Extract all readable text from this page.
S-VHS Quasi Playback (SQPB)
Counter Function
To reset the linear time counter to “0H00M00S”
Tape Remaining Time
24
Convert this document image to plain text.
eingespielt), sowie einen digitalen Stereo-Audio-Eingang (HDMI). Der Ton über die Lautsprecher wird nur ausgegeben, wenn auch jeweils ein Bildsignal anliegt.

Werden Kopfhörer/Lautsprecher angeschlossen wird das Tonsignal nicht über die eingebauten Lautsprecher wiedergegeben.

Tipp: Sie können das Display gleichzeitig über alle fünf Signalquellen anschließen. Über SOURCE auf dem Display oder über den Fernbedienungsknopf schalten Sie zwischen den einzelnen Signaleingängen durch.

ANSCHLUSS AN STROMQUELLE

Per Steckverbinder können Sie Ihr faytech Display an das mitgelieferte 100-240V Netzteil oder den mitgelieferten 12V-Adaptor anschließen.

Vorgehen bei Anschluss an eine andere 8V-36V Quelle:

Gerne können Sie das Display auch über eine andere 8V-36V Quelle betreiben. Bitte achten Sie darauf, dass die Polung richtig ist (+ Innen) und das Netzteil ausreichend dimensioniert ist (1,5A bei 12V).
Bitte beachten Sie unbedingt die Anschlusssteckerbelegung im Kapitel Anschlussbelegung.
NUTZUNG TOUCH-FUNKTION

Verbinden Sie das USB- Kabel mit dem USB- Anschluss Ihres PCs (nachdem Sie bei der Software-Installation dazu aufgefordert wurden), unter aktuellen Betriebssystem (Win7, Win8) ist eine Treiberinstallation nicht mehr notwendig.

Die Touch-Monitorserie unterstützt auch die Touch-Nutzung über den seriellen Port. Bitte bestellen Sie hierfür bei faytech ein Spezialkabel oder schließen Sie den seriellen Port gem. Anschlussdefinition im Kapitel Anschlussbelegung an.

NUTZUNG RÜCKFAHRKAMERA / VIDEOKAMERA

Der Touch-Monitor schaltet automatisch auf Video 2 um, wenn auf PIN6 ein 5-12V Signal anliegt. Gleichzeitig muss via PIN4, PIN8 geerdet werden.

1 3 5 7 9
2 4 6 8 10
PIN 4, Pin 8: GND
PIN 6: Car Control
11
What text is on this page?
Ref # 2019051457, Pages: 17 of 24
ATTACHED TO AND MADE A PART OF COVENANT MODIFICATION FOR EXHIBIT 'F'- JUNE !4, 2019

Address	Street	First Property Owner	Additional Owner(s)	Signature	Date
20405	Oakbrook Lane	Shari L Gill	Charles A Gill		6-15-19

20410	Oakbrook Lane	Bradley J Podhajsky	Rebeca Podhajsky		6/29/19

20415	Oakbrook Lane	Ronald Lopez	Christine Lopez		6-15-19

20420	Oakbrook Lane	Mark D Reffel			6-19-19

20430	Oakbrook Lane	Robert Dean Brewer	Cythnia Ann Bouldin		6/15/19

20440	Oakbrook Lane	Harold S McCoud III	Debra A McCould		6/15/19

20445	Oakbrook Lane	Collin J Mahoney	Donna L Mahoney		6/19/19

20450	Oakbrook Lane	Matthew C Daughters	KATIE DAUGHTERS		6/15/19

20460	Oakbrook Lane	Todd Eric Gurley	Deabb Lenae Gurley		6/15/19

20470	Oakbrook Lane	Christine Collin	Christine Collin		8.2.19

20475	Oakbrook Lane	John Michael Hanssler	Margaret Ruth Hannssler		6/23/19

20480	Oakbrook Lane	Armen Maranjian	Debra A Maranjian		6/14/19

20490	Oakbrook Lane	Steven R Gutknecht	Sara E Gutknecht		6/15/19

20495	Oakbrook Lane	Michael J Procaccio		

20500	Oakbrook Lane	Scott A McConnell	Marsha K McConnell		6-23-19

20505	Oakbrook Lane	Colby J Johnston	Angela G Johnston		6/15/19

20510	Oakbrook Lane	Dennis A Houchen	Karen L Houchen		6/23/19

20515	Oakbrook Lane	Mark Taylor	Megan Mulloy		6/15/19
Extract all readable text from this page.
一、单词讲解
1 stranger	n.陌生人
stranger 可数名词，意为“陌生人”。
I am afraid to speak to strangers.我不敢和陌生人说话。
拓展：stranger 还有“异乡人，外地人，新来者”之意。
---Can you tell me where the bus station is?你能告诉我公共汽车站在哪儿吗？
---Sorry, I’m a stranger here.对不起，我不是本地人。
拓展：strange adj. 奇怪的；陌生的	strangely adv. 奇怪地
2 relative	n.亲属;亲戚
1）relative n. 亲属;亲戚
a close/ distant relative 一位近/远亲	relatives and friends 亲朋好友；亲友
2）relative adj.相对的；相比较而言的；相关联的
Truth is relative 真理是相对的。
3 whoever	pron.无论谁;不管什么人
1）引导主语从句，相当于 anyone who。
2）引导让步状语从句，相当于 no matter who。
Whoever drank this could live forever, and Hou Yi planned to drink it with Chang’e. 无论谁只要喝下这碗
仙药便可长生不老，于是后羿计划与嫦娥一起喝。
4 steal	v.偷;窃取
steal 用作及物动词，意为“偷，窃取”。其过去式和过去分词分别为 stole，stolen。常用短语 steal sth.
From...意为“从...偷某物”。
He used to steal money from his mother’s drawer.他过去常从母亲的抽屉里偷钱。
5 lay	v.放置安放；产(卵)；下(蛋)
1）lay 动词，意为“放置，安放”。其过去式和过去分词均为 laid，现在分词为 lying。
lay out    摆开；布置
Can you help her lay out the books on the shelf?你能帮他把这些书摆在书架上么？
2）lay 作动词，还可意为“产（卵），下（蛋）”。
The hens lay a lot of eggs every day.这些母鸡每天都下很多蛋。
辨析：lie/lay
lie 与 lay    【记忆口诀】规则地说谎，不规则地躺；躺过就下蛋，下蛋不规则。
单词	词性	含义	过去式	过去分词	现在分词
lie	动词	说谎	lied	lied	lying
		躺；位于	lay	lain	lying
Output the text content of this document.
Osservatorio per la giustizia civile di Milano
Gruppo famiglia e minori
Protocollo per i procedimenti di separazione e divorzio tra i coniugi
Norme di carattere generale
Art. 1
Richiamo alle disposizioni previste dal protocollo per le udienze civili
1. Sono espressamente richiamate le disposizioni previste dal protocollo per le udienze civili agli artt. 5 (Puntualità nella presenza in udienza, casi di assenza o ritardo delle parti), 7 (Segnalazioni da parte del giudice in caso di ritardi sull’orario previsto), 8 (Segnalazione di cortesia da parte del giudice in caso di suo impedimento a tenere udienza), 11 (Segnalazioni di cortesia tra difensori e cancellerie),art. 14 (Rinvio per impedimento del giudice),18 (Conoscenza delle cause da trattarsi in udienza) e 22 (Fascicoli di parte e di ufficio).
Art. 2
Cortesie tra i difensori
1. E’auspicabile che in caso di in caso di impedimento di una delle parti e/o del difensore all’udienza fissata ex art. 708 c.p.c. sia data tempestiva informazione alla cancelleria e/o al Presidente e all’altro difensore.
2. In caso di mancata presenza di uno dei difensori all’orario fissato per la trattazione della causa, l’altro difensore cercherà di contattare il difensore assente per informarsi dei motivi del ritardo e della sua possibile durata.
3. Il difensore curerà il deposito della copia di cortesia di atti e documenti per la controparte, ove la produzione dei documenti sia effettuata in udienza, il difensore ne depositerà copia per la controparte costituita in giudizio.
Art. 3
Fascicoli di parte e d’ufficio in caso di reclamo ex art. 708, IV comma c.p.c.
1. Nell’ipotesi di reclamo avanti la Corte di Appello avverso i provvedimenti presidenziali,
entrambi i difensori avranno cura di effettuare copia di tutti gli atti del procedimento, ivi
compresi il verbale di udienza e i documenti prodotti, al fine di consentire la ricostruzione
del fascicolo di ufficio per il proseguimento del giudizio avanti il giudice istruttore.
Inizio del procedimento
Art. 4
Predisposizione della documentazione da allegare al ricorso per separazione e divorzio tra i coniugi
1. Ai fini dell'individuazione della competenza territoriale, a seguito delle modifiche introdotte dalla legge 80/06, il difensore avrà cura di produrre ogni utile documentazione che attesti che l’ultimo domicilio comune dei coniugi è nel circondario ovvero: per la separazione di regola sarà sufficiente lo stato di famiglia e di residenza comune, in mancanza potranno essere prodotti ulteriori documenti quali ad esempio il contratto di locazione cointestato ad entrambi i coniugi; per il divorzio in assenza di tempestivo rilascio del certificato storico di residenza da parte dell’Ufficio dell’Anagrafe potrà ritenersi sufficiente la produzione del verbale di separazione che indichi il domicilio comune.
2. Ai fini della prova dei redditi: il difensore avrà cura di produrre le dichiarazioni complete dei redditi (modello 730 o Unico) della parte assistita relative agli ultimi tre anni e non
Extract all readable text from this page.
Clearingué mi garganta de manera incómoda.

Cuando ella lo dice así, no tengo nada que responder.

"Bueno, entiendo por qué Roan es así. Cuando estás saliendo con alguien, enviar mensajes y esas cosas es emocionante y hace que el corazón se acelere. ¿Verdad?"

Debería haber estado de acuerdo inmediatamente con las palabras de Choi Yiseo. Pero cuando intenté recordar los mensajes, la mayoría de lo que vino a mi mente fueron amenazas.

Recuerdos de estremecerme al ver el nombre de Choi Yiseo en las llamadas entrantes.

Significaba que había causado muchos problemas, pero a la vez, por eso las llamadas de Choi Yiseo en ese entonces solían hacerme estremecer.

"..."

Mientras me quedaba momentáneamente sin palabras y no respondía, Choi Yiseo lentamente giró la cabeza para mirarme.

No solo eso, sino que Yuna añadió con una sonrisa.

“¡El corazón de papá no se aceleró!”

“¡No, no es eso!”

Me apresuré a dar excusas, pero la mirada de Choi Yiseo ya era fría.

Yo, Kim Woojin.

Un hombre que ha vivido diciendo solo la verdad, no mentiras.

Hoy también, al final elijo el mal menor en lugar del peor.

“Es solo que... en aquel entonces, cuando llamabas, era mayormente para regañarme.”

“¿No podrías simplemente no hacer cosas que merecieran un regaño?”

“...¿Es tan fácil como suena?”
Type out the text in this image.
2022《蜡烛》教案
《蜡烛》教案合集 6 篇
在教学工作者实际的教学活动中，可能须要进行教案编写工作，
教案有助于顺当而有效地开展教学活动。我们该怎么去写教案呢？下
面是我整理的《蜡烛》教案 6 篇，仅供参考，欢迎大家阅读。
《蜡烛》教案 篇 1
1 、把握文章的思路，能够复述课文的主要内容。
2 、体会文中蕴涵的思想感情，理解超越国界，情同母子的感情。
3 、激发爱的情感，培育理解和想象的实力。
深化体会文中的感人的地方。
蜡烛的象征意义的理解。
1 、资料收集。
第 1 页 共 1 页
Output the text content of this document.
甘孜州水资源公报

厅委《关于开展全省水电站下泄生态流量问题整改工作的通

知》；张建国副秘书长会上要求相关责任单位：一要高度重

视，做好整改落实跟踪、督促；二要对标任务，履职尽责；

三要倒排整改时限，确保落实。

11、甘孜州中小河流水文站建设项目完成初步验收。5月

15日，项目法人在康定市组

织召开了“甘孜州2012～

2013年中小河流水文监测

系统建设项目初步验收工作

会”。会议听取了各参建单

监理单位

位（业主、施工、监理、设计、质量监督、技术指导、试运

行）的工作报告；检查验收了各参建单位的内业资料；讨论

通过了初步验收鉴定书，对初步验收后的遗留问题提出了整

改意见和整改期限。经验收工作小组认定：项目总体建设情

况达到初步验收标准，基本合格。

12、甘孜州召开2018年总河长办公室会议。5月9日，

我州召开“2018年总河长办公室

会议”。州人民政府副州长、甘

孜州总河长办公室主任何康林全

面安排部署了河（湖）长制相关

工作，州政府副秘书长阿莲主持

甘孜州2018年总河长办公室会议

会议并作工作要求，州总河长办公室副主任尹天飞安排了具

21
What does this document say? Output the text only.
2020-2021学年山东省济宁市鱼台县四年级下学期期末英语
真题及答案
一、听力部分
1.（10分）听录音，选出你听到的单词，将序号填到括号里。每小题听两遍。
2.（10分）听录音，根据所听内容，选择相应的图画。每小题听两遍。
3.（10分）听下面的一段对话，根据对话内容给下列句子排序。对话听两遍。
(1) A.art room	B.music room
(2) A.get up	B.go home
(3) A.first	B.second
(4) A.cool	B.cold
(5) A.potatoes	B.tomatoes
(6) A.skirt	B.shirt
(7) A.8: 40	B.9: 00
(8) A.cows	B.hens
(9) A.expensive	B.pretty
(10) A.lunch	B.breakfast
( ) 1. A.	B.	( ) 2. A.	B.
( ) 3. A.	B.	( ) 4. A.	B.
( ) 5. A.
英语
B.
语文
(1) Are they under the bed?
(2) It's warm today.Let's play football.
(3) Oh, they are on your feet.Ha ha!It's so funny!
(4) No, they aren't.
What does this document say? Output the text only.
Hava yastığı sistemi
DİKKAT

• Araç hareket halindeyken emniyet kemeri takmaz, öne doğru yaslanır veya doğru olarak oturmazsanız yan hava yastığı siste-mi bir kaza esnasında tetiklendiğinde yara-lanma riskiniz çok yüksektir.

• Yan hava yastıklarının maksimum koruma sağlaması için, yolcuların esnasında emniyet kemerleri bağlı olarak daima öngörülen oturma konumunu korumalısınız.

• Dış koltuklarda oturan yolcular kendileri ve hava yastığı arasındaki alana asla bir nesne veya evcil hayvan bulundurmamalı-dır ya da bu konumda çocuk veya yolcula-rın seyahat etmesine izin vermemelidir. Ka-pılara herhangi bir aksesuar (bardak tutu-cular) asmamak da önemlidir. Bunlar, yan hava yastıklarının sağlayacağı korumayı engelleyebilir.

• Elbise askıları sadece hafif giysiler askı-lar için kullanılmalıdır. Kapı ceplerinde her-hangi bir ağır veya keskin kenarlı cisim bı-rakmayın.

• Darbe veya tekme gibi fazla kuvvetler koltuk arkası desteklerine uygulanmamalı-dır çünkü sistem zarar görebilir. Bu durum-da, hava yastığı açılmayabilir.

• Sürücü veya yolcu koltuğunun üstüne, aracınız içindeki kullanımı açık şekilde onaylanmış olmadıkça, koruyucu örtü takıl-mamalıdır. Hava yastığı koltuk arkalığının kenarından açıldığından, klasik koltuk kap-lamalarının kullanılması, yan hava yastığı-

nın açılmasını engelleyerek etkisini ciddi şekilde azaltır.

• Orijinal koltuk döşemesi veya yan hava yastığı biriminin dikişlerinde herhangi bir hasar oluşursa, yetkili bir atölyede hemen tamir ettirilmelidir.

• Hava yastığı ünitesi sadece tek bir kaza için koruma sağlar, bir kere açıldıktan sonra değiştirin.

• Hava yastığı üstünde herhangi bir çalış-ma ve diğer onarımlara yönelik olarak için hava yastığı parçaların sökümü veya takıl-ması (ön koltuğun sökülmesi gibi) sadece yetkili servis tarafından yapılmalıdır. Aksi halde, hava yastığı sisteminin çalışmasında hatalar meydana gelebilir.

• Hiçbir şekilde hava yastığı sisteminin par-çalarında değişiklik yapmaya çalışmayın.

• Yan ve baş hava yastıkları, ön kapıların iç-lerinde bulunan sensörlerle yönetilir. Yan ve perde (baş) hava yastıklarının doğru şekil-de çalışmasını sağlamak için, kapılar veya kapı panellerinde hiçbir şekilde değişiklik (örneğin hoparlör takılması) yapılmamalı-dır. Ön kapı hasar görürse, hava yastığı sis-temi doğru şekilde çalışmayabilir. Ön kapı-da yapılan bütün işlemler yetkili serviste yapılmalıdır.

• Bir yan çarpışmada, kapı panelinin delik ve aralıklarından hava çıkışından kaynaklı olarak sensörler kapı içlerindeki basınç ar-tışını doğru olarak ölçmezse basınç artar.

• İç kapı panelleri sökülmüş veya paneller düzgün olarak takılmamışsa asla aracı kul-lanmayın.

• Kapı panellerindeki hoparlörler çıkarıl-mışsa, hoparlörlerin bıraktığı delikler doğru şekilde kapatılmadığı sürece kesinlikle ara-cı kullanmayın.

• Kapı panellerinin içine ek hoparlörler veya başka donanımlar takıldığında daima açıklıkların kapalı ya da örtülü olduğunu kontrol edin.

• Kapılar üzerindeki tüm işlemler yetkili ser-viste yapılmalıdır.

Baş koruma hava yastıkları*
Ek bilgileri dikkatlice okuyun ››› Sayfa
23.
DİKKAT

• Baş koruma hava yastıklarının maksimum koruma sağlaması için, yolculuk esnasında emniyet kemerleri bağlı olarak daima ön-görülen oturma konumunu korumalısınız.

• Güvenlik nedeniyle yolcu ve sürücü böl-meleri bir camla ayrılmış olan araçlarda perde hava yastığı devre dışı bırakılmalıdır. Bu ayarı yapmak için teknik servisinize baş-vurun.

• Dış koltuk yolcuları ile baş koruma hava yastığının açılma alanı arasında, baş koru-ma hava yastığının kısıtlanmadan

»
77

• • • • • • •

Task goal - Write out every line of the entries that holds the word "Christine".

Task response -
20415	Oakbrook Lane	Ronald Lopez	Christine Lopez		6-15-19
20470	Oakbrook Lane	Christine Collin	Christine Collin		8.2.19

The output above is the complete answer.